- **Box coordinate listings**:

[start]

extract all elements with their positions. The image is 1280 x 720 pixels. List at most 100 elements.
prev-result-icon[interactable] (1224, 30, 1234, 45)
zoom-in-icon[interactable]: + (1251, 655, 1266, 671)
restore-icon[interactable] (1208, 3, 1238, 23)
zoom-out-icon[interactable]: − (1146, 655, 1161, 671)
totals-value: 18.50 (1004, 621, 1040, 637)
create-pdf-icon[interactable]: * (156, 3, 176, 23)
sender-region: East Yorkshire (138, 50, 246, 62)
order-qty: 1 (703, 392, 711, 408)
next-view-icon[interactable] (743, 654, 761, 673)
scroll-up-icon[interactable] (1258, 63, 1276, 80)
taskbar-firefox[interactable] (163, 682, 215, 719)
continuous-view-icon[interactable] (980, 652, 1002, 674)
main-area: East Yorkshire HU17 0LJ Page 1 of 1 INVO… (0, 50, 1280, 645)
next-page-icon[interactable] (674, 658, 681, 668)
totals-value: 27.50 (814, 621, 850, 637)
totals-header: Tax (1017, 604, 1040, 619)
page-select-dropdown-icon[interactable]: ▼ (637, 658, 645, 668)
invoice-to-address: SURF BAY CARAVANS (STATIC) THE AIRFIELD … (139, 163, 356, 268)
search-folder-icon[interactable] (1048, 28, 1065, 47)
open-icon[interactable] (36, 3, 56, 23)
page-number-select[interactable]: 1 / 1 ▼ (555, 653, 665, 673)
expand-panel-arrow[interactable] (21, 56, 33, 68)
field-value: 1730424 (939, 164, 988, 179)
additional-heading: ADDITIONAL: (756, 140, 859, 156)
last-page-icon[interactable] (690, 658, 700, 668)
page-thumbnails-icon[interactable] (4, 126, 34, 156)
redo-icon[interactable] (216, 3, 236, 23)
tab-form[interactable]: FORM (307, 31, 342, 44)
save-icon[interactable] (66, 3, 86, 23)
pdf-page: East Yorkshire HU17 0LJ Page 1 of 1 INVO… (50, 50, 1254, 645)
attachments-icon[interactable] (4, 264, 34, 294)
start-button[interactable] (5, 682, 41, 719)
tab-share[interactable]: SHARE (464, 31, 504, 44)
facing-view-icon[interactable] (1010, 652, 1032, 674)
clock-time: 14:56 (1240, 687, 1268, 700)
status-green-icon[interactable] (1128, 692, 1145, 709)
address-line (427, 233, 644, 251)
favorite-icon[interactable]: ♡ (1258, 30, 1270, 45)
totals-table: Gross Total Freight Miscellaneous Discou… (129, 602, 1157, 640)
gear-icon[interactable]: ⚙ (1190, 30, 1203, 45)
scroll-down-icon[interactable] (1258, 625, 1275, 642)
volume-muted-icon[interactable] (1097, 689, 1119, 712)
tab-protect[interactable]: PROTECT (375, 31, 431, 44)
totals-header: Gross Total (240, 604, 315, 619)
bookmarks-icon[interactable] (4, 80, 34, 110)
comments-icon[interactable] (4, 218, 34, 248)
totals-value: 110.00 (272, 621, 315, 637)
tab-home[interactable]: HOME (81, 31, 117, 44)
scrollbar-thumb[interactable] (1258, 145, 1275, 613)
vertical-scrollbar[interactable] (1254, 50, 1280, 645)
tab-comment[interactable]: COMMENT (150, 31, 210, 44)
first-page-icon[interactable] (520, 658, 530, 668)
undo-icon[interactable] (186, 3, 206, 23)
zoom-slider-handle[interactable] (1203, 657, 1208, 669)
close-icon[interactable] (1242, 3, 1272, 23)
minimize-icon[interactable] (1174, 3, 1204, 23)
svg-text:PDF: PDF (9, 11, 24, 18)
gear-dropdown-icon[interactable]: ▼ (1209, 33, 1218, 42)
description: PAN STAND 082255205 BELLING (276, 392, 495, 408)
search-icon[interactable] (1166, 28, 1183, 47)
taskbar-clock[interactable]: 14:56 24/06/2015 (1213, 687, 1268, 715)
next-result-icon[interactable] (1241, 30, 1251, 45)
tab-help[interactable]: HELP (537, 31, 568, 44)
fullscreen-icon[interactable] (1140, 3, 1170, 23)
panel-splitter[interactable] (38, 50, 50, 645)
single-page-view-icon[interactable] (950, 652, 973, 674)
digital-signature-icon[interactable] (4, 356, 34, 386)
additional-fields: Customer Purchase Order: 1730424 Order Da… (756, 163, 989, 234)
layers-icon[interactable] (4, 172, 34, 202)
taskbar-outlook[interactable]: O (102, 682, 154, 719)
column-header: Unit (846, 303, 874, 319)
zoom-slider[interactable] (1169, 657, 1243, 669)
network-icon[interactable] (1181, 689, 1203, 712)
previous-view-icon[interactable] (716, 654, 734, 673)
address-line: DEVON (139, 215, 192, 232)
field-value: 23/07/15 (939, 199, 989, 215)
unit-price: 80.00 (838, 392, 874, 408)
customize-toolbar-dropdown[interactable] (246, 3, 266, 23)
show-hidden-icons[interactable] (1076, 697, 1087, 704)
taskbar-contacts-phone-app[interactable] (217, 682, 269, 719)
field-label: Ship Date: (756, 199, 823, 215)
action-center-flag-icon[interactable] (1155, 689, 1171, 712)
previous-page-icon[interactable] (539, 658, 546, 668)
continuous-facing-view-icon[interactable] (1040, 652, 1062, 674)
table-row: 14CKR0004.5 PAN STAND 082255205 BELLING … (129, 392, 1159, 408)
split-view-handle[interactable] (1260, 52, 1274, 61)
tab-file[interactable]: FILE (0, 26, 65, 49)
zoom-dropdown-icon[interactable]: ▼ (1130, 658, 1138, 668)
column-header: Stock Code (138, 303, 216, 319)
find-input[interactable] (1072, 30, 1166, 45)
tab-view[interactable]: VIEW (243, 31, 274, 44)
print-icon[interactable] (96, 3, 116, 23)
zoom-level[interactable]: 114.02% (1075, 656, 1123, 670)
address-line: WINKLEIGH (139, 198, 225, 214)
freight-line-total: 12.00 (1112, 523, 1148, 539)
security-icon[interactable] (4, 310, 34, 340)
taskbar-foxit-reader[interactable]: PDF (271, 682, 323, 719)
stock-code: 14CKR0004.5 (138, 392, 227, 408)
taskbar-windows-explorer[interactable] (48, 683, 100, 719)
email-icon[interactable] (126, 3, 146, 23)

[end]

- **Given problem**: Please turn every line of the records above into a numbered list, leaving out any blank lines.

- **Exercise result**:
1. extract all elements with their positions. The image is 1280 x 720 pixels. List at most 100 elements.
2. prev-result-icon[interactable] (1224, 30, 1234, 45)
3. zoom-in-icon[interactable]: + (1251, 655, 1266, 671)
4. restore-icon[interactable] (1208, 3, 1238, 23)
5. zoom-out-icon[interactable]: − (1146, 655, 1161, 671)
6. totals-value: 18.50 (1004, 621, 1040, 637)
7. create-pdf-icon[interactable]: * (156, 3, 176, 23)
8. sender-region: East Yorkshire (138, 50, 246, 62)
9. order-qty: 1 (703, 392, 711, 408)
10. next-view-icon[interactable] (743, 654, 761, 673)
11. scroll-up-icon[interactable] (1258, 63, 1276, 80)
12. taskbar-firefox[interactable] (163, 682, 215, 719)
13. continuous-view-icon[interactable] (980, 652, 1002, 674)
14. main-area: East Yorkshire HU17 0LJ Page 1 of 1 INVO… (0, 50, 1280, 645)
15. next-page-icon[interactable] (674, 658, 681, 668)
16. totals-value: 27.50 (814, 621, 850, 637)
17. totals-header: Tax (1017, 604, 1040, 619)
18. page-select-dropdown-icon[interactable]: ▼ (637, 658, 645, 668)
19. invoice-to-address: SURF BAY CARAVANS (STATIC) THE AIRFIELD … (139, 163, 356, 268)
20. search-folder-icon[interactable] (1048, 28, 1065, 47)
21. open-icon[interactable] (36, 3, 56, 23)
22. page-number-select[interactable]: 1 / 1 ▼ (555, 653, 665, 673)
23. expand-panel-arrow[interactable] (21, 56, 33, 68)
24. field-value: 1730424 (939, 164, 988, 179)
25. additional-heading: ADDITIONAL: (756, 140, 859, 156)
26. last-page-icon[interactable] (690, 658, 700, 668)
27. page-thumbnails-icon[interactable] (4, 126, 34, 156)
28. redo-icon[interactable] (216, 3, 236, 23)
29. tab-form[interactable]: FORM (307, 31, 342, 44)
30. save-icon[interactable] (66, 3, 86, 23)
31. pdf-page: East Yorkshire HU17 0LJ Page 1 of 1 INVO… (50, 50, 1254, 645)
32. attachments-icon[interactable] (4, 264, 34, 294)
33. start-button[interactable] (5, 682, 41, 719)
34. tab-share[interactable]: SHARE (464, 31, 504, 44)
35. facing-view-icon[interactable] (1010, 652, 1032, 674)
36. clock-time: 14:56 (1240, 687, 1268, 700)
37. status-green-icon[interactable] (1128, 692, 1145, 709)
38. address-line (427, 233, 644, 251)
39. favorite-icon[interactable]: ♡ (1258, 30, 1270, 45)
40. totals-table: Gross Total Freight Miscellaneous Discou… (129, 602, 1157, 640)
41. gear-icon[interactable]: ⚙ (1190, 30, 1203, 45)
42. scroll-down-icon[interactable] (1258, 625, 1275, 642)
43. volume-muted-icon[interactable] (1097, 689, 1119, 712)
44. tab-protect[interactable]: PROTECT (375, 31, 431, 44)
45. totals-header: Gross Total (240, 604, 315, 619)
46. bookmarks-icon[interactable] (4, 80, 34, 110)
47. comments-icon[interactable] (4, 218, 34, 248)
48. totals-value: 110.00 (272, 621, 315, 637)
49. tab-home[interactable]: HOME (81, 31, 117, 44)
50. scrollbar-thumb[interactable] (1258, 145, 1275, 613)
51. vertical-scrollbar[interactable] (1254, 50, 1280, 645)
52. tab-comment[interactable]: COMMENT (150, 31, 210, 44)
53. first-page-icon[interactable] (520, 658, 530, 668)
54. undo-icon[interactable] (186, 3, 206, 23)
55. zoom-slider-handle[interactable] (1203, 657, 1208, 669)
56. close-icon[interactable] (1242, 3, 1272, 23)
57. minimize-icon[interactable] (1174, 3, 1204, 23)
58. svg-text:PDF: PDF (9, 11, 24, 18)
59. gear-dropdown-icon[interactable]: ▼ (1209, 33, 1218, 42)
60. description: PAN STAND 082255205 BELLING (276, 392, 495, 408)
61. search-icon[interactable] (1166, 28, 1183, 47)
62. taskbar-clock[interactable]: 14:56 24/06/2015 (1213, 687, 1268, 715)
63. next-result-icon[interactable] (1241, 30, 1251, 45)
64. tab-help[interactable]: HELP (537, 31, 568, 44)
65. fullscreen-icon[interactable] (1140, 3, 1170, 23)
66. panel-splitter[interactable] (38, 50, 50, 645)
67. single-page-view-icon[interactable] (950, 652, 973, 674)
68. digital-signature-icon[interactable] (4, 356, 34, 386)
69. additional-fields: Customer Purchase Order: 1730424 Order Da… (756, 163, 989, 234)
70. layers-icon[interactable] (4, 172, 34, 202)
71. taskbar-outlook[interactable]: O (102, 682, 154, 719)
72. column-header: Unit (846, 303, 874, 319)
73. zoom-slider[interactable] (1169, 657, 1243, 669)
74. network-icon[interactable] (1181, 689, 1203, 712)
75. previous-view-icon[interactable] (716, 654, 734, 673)
76. address-line: DEVON (139, 215, 192, 232)
77. field-value: 23/07/15 (939, 199, 989, 215)
78. unit-price: 80.00 (838, 392, 874, 408)
79. customize-toolbar-dropdown[interactable] (246, 3, 266, 23)
80. show-hidden-icons[interactable] (1076, 697, 1087, 704)
81. taskbar-contacts-phone-app[interactable] (217, 682, 269, 719)
82. field-label: Ship Date: (756, 199, 823, 215)
83. action-center-flag-icon[interactable] (1155, 689, 1171, 712)
84. previous-page-icon[interactable] (539, 658, 546, 668)
85. continuous-facing-view-icon[interactable] (1040, 652, 1062, 674)
86. table-row: 14CKR0004.5 PAN STAND 082255205 BELLING … (129, 392, 1159, 408)
87. split-view-handle[interactable] (1260, 52, 1274, 61)
88. tab-file[interactable]: FILE (0, 26, 65, 49)
89. zoom-dropdown-icon[interactable]: ▼ (1130, 658, 1138, 668)
90. column-header: Stock Code (138, 303, 216, 319)
91. find-input[interactable] (1072, 30, 1166, 45)
92. tab-view[interactable]: VIEW (243, 31, 274, 44)
93. print-icon[interactable] (96, 3, 116, 23)
94. zoom-level[interactable]: 114.02% (1075, 656, 1123, 670)
95. address-line: WINKLEIGH (139, 198, 225, 214)
96. freight-line-total: 12.00 (1112, 523, 1148, 539)
97. security-icon[interactable] (4, 310, 34, 340)
98. taskbar-foxit-reader[interactable]: PDF (271, 682, 323, 719)
99. stock-code: 14CKR0004.5 (138, 392, 227, 408)
100. taskbar-windows-explorer[interactable] (48, 683, 100, 719)
101. email-icon[interactable] (126, 3, 146, 23)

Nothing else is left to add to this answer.